** begin Input **
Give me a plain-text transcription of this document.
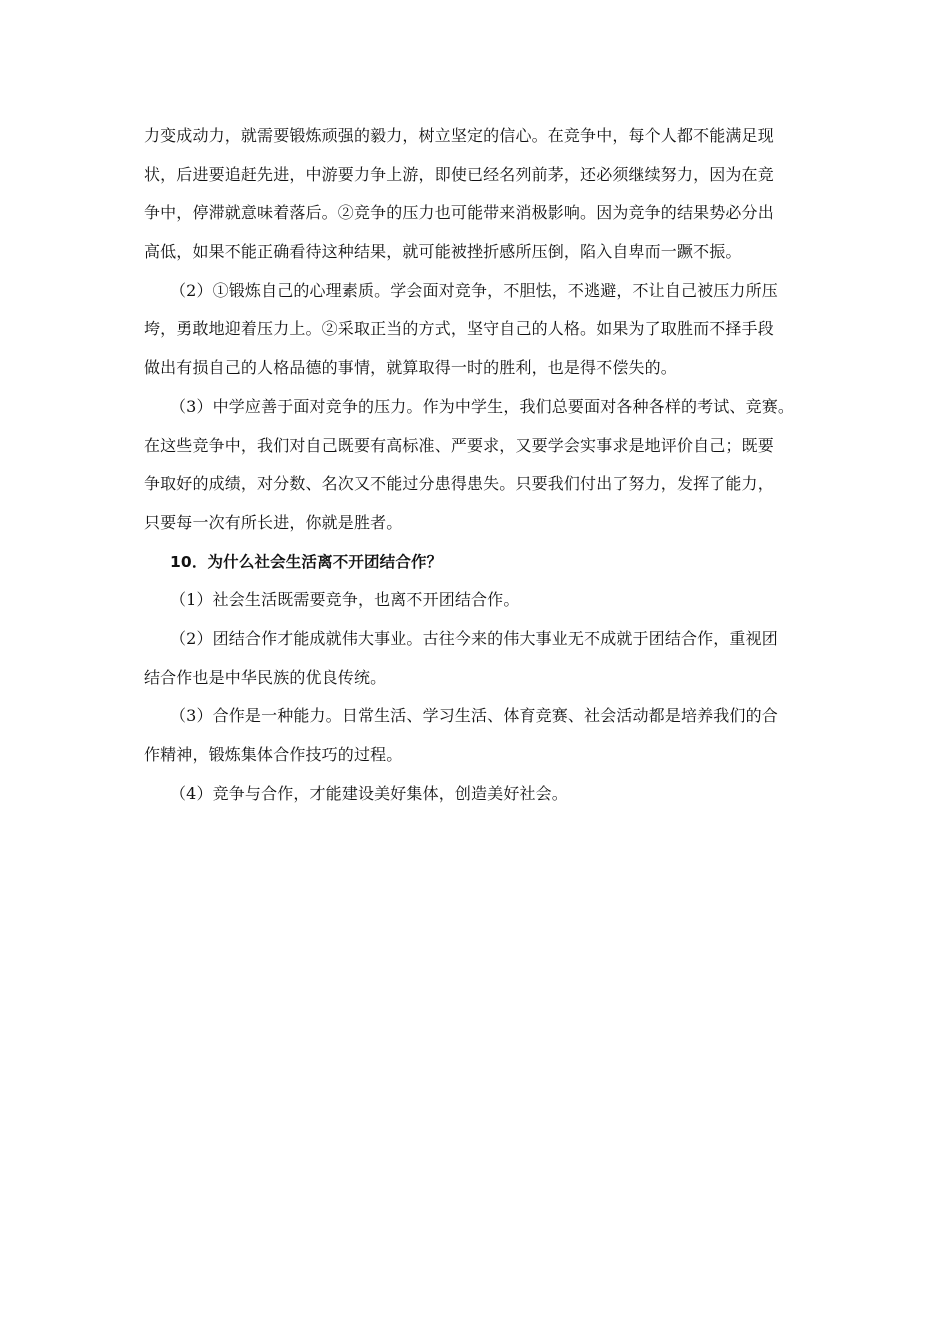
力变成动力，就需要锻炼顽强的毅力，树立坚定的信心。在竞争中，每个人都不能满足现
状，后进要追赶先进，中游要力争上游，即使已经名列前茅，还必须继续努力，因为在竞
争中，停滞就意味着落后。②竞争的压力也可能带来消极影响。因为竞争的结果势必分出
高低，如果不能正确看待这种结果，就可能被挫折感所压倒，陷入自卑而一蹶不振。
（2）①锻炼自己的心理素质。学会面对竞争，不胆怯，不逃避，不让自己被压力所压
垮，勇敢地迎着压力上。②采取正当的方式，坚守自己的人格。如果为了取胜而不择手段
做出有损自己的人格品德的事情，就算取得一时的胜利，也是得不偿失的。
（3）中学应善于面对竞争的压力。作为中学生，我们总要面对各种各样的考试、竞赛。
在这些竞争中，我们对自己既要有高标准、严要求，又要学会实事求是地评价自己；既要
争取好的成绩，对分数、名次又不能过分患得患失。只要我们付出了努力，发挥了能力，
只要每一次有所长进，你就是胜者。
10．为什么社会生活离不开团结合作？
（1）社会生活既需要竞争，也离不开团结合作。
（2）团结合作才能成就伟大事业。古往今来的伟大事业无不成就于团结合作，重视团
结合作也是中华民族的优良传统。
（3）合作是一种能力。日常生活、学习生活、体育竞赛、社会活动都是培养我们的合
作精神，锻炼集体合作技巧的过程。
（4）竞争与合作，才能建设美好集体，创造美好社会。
** end Input **
** begin Input **
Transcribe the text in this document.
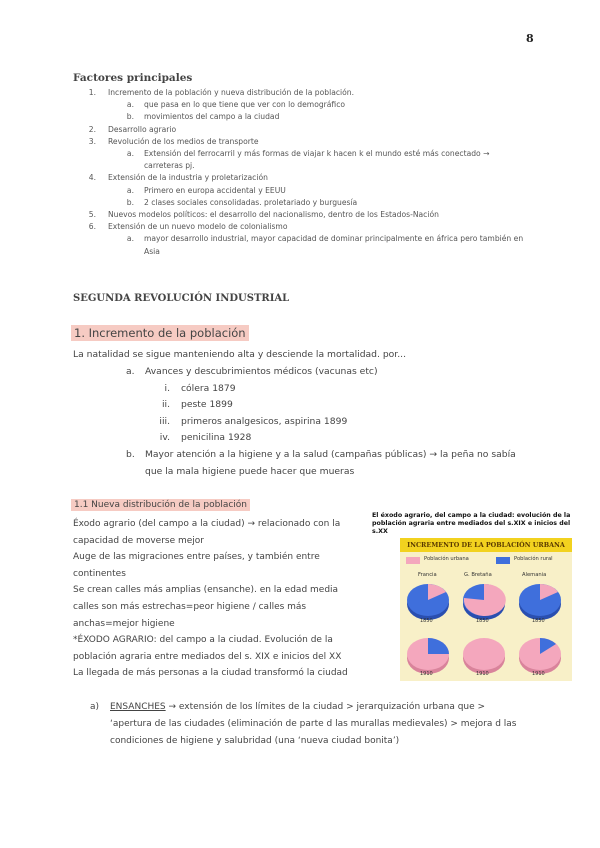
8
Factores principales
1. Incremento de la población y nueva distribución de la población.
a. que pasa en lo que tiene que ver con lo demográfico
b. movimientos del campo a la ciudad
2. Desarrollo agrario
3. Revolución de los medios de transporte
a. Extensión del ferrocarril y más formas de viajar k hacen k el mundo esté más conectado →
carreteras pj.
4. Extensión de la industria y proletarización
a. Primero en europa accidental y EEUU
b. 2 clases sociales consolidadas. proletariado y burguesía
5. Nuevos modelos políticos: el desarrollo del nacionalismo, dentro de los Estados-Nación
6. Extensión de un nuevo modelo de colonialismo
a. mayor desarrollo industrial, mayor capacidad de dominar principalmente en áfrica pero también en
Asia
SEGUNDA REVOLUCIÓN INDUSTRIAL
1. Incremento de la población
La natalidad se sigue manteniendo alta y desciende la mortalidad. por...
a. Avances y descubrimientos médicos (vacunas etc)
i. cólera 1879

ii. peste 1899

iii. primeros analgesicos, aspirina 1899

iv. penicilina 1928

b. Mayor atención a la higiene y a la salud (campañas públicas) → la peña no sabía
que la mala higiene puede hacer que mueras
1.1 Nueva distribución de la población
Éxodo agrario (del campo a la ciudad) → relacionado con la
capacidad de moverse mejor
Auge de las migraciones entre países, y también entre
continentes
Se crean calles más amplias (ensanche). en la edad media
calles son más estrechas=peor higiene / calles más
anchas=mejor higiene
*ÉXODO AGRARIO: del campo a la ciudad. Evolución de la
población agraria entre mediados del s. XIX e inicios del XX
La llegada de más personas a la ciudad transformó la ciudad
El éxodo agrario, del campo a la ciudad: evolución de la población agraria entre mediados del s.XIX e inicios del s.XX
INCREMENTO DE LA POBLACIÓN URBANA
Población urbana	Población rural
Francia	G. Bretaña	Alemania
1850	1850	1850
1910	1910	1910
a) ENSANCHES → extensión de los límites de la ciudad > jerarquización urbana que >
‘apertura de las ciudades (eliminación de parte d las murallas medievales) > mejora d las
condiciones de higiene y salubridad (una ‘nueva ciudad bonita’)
** end Input **
** begin Input **
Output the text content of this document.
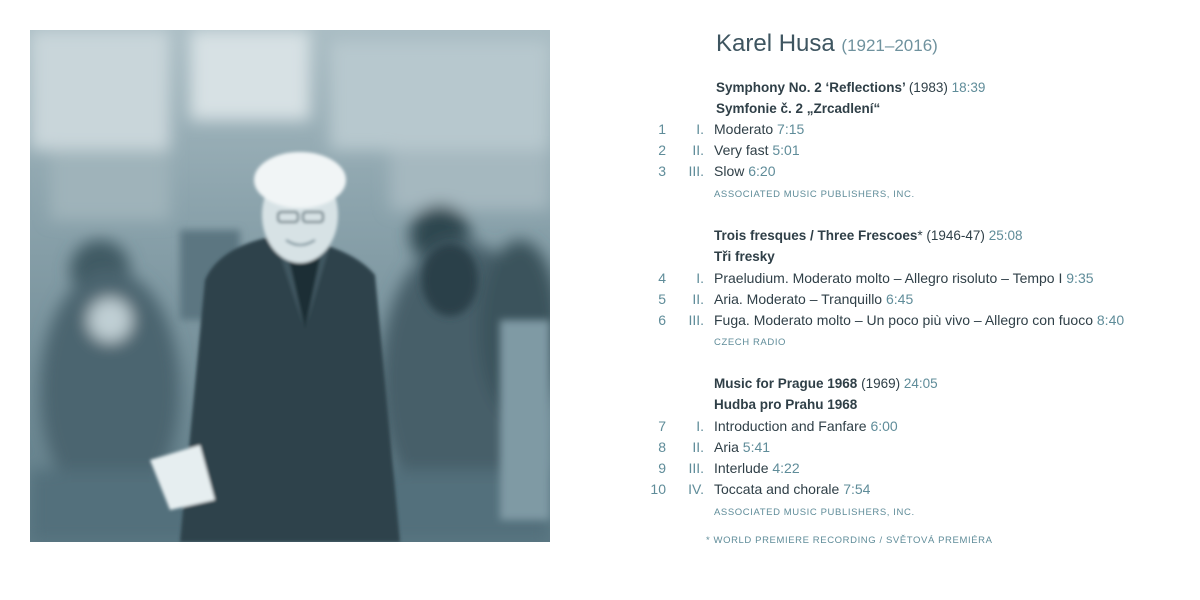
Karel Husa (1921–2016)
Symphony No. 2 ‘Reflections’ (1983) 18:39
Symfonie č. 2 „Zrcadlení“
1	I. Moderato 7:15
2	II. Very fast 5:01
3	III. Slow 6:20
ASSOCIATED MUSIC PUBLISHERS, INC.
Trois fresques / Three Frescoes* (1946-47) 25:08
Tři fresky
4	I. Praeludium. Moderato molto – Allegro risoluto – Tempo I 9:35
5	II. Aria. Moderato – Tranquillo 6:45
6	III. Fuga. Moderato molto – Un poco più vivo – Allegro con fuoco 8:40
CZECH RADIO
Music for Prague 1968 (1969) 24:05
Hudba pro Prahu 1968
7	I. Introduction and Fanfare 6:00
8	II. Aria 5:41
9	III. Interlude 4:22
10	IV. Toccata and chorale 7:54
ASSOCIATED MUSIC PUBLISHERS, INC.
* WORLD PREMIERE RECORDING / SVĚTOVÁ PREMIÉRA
** end Input **
# Aim of the exercise
Go through the data above and find the lines with the word "higiene". Copy each of those lines.

# Finished exercise
b. Mayor atención a la higiene y a la salud (campañas públicas) → la peña no sabía
que la mala higiene puede hacer que mueras
calles son más estrechas=peor higiene / calles más
anchas=mejor higiene
condiciones de higiene y salubridad (una ‘nueva ciudad bonita’)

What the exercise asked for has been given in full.